Given exercise: Repeat the entire listing exactly.

[Some records]

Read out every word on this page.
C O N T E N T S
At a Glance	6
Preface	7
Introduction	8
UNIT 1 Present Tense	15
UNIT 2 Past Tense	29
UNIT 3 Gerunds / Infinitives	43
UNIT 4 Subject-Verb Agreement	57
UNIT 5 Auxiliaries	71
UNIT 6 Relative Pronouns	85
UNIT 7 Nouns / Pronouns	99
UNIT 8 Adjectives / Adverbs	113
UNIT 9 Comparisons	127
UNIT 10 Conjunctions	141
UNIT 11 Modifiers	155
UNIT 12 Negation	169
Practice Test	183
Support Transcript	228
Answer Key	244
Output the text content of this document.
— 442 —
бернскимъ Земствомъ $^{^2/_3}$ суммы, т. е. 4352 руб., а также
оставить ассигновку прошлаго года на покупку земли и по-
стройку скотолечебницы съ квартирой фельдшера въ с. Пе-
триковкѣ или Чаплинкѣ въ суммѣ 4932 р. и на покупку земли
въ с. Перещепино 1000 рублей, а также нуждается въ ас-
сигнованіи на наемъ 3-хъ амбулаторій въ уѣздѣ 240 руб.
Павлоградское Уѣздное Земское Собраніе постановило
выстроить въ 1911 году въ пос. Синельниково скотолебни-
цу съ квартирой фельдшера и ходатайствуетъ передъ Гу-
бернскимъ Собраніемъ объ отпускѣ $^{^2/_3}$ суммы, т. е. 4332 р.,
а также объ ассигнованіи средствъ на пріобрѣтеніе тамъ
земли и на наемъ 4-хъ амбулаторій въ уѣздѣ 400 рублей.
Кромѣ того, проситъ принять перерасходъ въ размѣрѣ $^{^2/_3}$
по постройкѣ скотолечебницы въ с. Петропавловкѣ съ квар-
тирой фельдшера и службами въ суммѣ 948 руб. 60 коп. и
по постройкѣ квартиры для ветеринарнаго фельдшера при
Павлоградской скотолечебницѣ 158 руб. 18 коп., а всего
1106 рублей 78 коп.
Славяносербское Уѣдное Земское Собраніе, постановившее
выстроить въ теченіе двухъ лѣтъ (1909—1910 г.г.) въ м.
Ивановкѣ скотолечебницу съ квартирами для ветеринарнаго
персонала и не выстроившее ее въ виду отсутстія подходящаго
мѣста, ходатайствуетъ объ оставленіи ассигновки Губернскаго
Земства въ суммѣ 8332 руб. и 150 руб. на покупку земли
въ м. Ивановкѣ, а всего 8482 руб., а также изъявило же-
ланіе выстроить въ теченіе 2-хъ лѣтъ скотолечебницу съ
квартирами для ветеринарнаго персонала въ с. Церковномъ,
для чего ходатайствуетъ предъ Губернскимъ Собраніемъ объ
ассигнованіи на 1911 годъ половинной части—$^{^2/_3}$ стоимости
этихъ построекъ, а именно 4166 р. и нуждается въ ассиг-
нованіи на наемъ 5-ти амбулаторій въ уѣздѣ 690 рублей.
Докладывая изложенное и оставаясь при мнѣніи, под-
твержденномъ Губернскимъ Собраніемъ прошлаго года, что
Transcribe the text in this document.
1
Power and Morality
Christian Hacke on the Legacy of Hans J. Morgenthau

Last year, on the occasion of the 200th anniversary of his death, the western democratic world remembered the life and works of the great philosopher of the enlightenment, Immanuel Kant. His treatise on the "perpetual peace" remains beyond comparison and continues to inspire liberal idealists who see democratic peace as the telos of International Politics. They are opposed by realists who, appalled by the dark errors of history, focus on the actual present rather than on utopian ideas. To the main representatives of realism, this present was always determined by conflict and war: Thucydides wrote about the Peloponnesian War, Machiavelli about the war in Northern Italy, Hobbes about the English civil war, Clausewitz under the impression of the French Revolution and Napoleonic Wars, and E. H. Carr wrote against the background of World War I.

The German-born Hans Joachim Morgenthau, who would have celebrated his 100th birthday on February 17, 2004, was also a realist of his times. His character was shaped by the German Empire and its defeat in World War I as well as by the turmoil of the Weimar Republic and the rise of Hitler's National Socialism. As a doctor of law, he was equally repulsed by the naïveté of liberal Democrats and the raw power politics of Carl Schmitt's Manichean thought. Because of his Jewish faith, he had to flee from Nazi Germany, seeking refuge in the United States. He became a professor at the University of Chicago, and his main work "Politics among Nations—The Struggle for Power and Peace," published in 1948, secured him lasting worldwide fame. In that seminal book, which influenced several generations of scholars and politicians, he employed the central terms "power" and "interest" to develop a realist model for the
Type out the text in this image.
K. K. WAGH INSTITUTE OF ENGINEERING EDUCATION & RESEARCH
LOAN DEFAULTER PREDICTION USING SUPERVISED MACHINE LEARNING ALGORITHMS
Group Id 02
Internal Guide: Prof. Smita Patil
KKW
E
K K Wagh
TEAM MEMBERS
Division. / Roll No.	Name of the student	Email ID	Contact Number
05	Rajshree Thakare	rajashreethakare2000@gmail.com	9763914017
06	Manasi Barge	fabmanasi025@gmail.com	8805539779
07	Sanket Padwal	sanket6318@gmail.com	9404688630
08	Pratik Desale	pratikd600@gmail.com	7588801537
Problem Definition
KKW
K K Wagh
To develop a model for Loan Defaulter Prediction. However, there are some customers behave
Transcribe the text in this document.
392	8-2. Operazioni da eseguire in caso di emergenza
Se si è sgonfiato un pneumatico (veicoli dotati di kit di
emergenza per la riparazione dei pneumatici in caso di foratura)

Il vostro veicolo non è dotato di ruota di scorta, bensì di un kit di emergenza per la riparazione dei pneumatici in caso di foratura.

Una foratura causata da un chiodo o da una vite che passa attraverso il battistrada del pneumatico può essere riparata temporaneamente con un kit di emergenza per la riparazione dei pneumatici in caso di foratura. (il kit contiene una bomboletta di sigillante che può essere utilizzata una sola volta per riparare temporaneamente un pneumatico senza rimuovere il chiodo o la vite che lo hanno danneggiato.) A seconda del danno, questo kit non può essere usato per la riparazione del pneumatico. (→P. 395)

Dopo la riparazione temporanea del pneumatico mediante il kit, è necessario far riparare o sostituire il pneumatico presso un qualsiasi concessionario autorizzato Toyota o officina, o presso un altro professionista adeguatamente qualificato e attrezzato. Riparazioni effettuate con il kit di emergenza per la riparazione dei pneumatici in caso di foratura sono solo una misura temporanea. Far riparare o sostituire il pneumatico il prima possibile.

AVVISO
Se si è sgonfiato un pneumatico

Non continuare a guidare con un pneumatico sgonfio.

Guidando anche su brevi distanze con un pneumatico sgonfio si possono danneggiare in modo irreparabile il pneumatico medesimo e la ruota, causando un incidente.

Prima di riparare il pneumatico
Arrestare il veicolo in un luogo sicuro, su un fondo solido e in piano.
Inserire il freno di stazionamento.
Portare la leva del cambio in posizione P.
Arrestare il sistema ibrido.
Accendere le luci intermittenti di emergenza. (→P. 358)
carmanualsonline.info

Solution for this exercise:
Read out every word on this page.
C O N T E N T S
At a Glance	6
Preface	7
Introduction	8
UNIT 1 Present Tense	15
UNIT 2 Past Tense	29
UNIT 3 Gerunds / Infinitives	43
UNIT 4 Subject-Verb Agreement	57
UNIT 5 Auxiliaries	71
UNIT 6 Relative Pronouns	85
UNIT 7 Nouns / Pronouns	99
UNIT 8 Adjectives / Adverbs	113
UNIT 9 Comparisons	127
UNIT 10 Conjunctions	141
UNIT 11 Modifiers	155
UNIT 12 Negation	169
Practice Test	183
Support Transcript	228
Answer Key	244
Output the text content of this document.
— 442 —
бернскимъ Земствомъ $^{^2/_3}$ суммы, т. е. 4352 руб., а также
оставить ассигновку прошлаго года на покупку земли и по-
стройку скотолечебницы съ квартирой фельдшера въ с. Пе-
триковкѣ или Чаплинкѣ въ суммѣ 4932 р. и на покупку земли
въ с. Перещепино 1000 рублей, а также нуждается въ ас-
сигнованіи на наемъ 3-хъ амбулаторій въ уѣздѣ 240 руб.
Павлоградское Уѣздное Земское Собраніе постановило
выстроить въ 1911 году въ пос. Синельниково скотолебни-
цу съ квартирой фельдшера и ходатайствуетъ передъ Гу-
бернскимъ Собраніемъ объ отпускѣ $^{^2/_3}$ суммы, т. е. 4332 р.,
а также объ ассигнованіи средствъ на пріобрѣтеніе тамъ
земли и на наемъ 4-хъ амбулаторій въ уѣздѣ 400 рублей.
Кромѣ того, проситъ принять перерасходъ въ размѣрѣ $^{^2/_3}$
по постройкѣ скотолечебницы въ с. Петропавловкѣ съ квар-
тирой фельдшера и службами въ суммѣ 948 руб. 60 коп. и
по постройкѣ квартиры для ветеринарнаго фельдшера при
Павлоградской скотолечебницѣ 158 руб. 18 коп., а всего
1106 рублей 78 коп.
Славяносербское Уѣдное Земское Собраніе, постановившее
выстроить въ теченіе двухъ лѣтъ (1909—1910 г.г.) въ м.
Ивановкѣ скотолечебницу съ квартирами для ветеринарнаго
персонала и не выстроившее ее въ виду отсутстія подходящаго
мѣста, ходатайствуетъ объ оставленіи ассигновки Губернскаго
Земства въ суммѣ 8332 руб. и 150 руб. на покупку земли
въ м. Ивановкѣ, а всего 8482 руб., а также изъявило же-
ланіе выстроить въ теченіе 2-хъ лѣтъ скотолечебницу съ
квартирами для ветеринарнаго персонала въ с. Церковномъ,
для чего ходатайствуетъ предъ Губернскимъ Собраніемъ объ
ассигнованіи на 1911 годъ половинной части—$^{^2/_3}$ стоимости
этихъ построекъ, а именно 4166 р. и нуждается въ ассиг-
нованіи на наемъ 5-ти амбулаторій въ уѣздѣ 690 рублей.
Докладывая изложенное и оставаясь при мнѣніи, под-
твержденномъ Губернскимъ Собраніемъ прошлаго года, что
Transcribe the text in this document.
1
Power and Morality
Christian Hacke on the Legacy of Hans J. Morgenthau

Last year, on the occasion of the 200th anniversary of his death, the western democratic world remembered the life and works of the great philosopher of the enlightenment, Immanuel Kant. His treatise on the "perpetual peace" remains beyond comparison and continues to inspire liberal idealists who see democratic peace as the telos of International Politics. They are opposed by realists who, appalled by the dark errors of history, focus on the actual present rather than on utopian ideas. To the main representatives of realism, this present was always determined by conflict and war: Thucydides wrote about the Peloponnesian War, Machiavelli about the war in Northern Italy, Hobbes about the English civil war, Clausewitz under the impression of the French Revolution and Napoleonic Wars, and E. H. Carr wrote against the background of World War I.

The German-born Hans Joachim Morgenthau, who would have celebrated his 100th birthday on February 17, 2004, was also a realist of his times. His character was shaped by the German Empire and its defeat in World War I as well as by the turmoil of the Weimar Republic and the rise of Hitler's National Socialism. As a doctor of law, he was equally repulsed by the naïveté of liberal Democrats and the raw power politics of Carl Schmitt's Manichean thought. Because of his Jewish faith, he had to flee from Nazi Germany, seeking refuge in the United States. He became a professor at the University of Chicago, and his main work "Politics among Nations—The Struggle for Power and Peace," published in 1948, secured him lasting worldwide fame. In that seminal book, which influenced several generations of scholars and politicians, he employed the central terms "power" and "interest" to develop a realist model for the
Type out the text in this image.
K. K. WAGH INSTITUTE OF ENGINEERING EDUCATION & RESEARCH
LOAN DEFAULTER PREDICTION USING SUPERVISED MACHINE LEARNING ALGORITHMS
Group Id 02
Internal Guide: Prof. Smita Patil
KKW
E
K K Wagh
TEAM MEMBERS
Division. / Roll No.	Name of the student	Email ID	Contact Number
05	Rajshree Thakare	rajashreethakare2000@gmail.com	9763914017
06	Manasi Barge	fabmanasi025@gmail.com	8805539779
07	Sanket Padwal	sanket6318@gmail.com	9404688630
08	Pratik Desale	pratikd600@gmail.com	7588801537
Problem Definition
KKW
K K Wagh
To develop a model for Loan Defaulter Prediction. However, there are some customers behave
Transcribe the text in this document.
392	8-2. Operazioni da eseguire in caso di emergenza
Se si è sgonfiato un pneumatico (veicoli dotati di kit di
emergenza per la riparazione dei pneumatici in caso di foratura)

Il vostro veicolo non è dotato di ruota di scorta, bensì di un kit di emergenza per la riparazione dei pneumatici in caso di foratura.

Una foratura causata da un chiodo o da una vite che passa attraverso il battistrada del pneumatico può essere riparata temporaneamente con un kit di emergenza per la riparazione dei pneumatici in caso di foratura. (il kit contiene una bomboletta di sigillante che può essere utilizzata una sola volta per riparare temporaneamente un pneumatico senza rimuovere il chiodo o la vite che lo hanno danneggiato.) A seconda del danno, questo kit non può essere usato per la riparazione del pneumatico. (→P. 395)

Dopo la riparazione temporanea del pneumatico mediante il kit, è necessario far riparare o sostituire il pneumatico presso un qualsiasi concessionario autorizzato Toyota o officina, o presso un altro professionista adeguatamente qualificato e attrezzato. Riparazioni effettuate con il kit di emergenza per la riparazione dei pneumatici in caso di foratura sono solo una misura temporanea. Far riparare o sostituire il pneumatico il prima possibile.

AVVISO
Se si è sgonfiato un pneumatico

Non continuare a guidare con un pneumatico sgonfio.

Guidando anche su brevi distanze con un pneumatico sgonfio si possono danneggiare in modo irreparabile il pneumatico medesimo e la ruota, causando un incidente.

Prima di riparare il pneumatico
Arrestare il veicolo in un luogo sicuro, su un fondo solido e in piano.
Inserire il freno di stazionamento.
Portare la leva del cambio in posizione P.
Arrestare il sistema ibrido.
Accendere le luci intermittenti di emergenza. (→P. 358)
carmanualsonline.info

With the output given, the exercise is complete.